Directions for this task. Scan the material and copy every line in which "more" appears.

Material.
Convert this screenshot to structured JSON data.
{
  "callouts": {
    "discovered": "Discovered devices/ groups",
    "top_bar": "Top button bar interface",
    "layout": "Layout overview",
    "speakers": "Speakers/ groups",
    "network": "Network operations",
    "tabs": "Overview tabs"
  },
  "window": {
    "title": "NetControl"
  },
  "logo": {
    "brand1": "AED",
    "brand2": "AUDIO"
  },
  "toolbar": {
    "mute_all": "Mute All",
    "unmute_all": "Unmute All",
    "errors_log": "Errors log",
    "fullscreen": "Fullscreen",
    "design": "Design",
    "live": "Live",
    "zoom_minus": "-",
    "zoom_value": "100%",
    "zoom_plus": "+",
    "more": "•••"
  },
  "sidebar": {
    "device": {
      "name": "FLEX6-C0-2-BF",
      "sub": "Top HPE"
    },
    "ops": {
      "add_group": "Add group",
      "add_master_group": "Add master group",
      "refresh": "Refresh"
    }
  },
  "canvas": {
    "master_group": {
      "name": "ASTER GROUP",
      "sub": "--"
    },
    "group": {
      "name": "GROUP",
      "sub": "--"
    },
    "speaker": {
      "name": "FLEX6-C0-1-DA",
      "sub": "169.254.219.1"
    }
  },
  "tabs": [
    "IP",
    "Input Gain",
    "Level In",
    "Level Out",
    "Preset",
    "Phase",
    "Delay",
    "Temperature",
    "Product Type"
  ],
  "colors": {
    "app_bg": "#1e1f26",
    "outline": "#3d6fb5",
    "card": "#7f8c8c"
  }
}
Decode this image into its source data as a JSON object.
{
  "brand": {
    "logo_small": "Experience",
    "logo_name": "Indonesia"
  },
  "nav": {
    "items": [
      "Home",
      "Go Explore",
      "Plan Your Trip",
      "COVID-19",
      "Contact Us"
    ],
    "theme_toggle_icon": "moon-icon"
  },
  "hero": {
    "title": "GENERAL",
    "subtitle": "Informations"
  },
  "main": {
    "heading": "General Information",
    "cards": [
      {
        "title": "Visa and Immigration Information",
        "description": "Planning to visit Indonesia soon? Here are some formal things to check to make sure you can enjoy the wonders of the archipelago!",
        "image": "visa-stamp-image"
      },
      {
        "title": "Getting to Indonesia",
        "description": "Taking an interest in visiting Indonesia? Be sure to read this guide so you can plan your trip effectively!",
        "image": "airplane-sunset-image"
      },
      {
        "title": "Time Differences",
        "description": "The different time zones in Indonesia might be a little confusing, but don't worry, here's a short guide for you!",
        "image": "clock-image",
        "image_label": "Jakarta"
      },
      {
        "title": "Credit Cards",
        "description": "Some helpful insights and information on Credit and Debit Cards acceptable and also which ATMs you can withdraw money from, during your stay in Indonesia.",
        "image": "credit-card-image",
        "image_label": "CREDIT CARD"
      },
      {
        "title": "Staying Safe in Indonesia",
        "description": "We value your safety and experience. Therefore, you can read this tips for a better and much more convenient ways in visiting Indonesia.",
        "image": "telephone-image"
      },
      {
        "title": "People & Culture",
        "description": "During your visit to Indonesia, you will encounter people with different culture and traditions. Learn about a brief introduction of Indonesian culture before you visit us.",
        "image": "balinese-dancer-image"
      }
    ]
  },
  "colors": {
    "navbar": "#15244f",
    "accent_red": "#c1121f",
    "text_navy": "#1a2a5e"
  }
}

Exercise result.
    "more": "•••"
        "description": "We value your safety and experience. Therefore, you can read this tips for a better and much more convenient ways in visiting Indonesia.",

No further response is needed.